▸ Your objective: Pull every "year" line out of the data below.

(Records)
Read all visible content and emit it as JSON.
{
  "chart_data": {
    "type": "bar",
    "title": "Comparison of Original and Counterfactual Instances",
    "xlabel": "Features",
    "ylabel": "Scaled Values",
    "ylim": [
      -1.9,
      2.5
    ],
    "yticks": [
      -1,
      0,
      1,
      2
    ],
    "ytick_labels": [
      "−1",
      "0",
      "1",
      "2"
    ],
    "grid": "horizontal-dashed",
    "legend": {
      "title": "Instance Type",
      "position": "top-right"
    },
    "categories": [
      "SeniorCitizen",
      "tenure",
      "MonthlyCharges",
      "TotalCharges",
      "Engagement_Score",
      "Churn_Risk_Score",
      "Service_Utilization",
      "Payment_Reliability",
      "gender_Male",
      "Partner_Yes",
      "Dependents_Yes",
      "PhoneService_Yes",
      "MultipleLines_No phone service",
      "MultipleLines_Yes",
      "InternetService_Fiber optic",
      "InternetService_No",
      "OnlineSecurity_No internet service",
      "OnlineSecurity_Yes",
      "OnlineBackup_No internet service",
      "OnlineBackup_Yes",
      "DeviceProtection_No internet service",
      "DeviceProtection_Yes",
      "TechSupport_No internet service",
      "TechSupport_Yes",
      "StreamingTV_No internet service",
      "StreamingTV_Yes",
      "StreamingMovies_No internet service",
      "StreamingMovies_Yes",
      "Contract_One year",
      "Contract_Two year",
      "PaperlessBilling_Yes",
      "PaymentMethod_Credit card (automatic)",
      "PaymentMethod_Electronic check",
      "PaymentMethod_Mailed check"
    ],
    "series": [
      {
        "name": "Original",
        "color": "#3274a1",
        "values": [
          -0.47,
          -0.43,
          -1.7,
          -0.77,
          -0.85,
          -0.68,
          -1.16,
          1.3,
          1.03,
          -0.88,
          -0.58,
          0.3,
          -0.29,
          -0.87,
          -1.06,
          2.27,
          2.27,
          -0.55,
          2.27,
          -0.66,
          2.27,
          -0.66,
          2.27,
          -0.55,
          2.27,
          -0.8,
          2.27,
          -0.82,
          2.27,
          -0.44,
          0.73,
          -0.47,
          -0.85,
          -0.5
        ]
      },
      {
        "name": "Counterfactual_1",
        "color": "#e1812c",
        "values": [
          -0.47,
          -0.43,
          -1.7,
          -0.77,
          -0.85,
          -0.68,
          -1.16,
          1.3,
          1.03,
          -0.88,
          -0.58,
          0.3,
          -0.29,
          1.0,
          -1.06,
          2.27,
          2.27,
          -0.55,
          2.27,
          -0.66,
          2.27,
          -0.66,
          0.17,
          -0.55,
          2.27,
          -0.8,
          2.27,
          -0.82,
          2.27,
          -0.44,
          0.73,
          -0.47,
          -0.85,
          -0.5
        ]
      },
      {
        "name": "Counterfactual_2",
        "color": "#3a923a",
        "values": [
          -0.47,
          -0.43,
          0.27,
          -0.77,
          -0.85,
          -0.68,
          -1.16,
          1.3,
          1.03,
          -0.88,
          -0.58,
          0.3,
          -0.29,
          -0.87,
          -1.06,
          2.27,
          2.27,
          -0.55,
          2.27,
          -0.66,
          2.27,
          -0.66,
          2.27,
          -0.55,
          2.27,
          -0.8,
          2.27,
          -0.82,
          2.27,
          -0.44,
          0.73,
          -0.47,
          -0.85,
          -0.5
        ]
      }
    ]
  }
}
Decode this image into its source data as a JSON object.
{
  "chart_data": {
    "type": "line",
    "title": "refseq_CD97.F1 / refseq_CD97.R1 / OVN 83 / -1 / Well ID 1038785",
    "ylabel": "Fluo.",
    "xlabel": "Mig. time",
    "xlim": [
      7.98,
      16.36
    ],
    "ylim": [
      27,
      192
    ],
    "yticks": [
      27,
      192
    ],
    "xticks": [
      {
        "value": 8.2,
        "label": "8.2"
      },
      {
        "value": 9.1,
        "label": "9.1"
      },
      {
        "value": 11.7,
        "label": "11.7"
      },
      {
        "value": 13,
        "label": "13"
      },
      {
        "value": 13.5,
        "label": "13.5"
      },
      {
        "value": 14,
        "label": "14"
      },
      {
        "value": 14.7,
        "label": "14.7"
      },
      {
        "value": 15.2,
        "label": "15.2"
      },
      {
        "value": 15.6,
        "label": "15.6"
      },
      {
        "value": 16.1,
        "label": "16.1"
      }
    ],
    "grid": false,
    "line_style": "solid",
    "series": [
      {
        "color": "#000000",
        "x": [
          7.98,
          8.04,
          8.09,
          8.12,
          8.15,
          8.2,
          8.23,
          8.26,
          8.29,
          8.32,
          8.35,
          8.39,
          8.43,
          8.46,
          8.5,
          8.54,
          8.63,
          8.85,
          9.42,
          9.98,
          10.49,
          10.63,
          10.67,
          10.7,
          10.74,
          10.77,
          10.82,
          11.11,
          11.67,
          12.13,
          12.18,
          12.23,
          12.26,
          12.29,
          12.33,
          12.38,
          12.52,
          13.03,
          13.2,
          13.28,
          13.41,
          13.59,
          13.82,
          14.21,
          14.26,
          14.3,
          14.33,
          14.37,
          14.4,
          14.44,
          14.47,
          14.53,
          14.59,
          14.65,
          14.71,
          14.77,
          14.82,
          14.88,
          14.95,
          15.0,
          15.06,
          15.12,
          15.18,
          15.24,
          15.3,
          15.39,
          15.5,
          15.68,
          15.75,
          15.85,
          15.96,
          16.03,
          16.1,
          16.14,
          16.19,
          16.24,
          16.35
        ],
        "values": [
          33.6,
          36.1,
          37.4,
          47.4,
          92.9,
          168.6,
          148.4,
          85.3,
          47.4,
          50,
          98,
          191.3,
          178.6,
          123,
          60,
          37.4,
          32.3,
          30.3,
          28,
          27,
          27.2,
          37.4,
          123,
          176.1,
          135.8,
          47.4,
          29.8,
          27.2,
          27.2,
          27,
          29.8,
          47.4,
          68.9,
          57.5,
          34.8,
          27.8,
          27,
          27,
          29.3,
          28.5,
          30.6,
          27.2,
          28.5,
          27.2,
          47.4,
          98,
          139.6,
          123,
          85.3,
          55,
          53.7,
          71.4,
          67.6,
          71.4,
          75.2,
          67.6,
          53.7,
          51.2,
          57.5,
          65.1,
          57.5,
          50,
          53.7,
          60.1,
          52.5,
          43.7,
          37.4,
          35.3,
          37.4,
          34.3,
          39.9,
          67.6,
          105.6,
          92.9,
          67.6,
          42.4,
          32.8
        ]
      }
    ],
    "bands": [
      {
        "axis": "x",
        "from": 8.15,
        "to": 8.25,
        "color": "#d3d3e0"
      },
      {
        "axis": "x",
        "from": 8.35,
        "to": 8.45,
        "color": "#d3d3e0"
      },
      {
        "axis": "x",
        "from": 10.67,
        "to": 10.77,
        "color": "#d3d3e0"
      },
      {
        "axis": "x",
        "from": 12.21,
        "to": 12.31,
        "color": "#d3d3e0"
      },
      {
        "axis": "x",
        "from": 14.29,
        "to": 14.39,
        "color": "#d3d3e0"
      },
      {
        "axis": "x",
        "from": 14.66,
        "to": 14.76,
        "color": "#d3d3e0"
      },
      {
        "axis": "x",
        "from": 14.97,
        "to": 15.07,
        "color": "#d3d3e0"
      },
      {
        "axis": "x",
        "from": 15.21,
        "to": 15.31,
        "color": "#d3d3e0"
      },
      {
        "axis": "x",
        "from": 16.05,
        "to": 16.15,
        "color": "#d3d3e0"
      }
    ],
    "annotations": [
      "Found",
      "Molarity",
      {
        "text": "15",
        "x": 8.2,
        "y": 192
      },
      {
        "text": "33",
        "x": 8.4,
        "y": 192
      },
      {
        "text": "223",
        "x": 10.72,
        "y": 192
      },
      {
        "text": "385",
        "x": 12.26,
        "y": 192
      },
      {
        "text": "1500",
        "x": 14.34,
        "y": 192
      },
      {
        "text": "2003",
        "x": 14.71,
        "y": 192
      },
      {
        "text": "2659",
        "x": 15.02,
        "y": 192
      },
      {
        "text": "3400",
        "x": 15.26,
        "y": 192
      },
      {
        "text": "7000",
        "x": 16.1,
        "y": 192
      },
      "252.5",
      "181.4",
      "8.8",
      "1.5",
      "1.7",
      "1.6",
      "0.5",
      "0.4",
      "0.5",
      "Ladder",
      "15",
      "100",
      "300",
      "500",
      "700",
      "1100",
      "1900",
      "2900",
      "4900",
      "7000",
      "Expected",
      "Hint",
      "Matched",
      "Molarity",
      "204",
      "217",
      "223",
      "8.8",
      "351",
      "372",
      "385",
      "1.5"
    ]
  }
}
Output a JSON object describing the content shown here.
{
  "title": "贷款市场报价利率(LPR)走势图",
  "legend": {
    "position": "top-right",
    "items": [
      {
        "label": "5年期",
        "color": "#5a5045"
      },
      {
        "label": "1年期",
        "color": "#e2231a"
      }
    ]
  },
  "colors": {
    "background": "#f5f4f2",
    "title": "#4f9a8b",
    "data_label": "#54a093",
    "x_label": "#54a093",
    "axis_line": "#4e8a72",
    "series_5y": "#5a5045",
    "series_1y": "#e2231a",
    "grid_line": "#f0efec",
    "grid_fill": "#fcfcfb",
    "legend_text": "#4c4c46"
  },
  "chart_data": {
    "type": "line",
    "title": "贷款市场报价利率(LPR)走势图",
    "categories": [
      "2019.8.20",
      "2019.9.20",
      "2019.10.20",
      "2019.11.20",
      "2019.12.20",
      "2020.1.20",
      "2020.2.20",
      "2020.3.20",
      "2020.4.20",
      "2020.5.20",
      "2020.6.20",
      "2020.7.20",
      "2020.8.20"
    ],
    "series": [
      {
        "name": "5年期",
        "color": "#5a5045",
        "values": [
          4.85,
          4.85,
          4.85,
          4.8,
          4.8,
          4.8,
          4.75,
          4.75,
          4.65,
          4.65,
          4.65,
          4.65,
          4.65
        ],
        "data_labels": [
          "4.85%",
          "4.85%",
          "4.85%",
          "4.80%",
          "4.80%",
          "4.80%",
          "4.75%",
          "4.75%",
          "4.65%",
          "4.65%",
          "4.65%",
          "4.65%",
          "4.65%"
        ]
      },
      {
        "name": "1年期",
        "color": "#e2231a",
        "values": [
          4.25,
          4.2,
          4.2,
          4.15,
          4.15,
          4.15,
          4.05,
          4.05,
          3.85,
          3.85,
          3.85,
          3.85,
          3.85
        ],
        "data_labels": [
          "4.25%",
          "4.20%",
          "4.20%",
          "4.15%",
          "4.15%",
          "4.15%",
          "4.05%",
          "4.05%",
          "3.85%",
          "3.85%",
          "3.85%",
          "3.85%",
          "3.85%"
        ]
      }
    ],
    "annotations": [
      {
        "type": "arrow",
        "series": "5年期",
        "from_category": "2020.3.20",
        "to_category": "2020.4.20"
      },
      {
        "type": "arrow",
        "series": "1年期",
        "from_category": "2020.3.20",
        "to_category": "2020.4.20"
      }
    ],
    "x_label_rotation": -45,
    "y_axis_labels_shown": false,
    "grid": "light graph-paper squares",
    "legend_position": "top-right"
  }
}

▸ Solution to the exercise:
      "Contract_One year",
      "Contract_Two year",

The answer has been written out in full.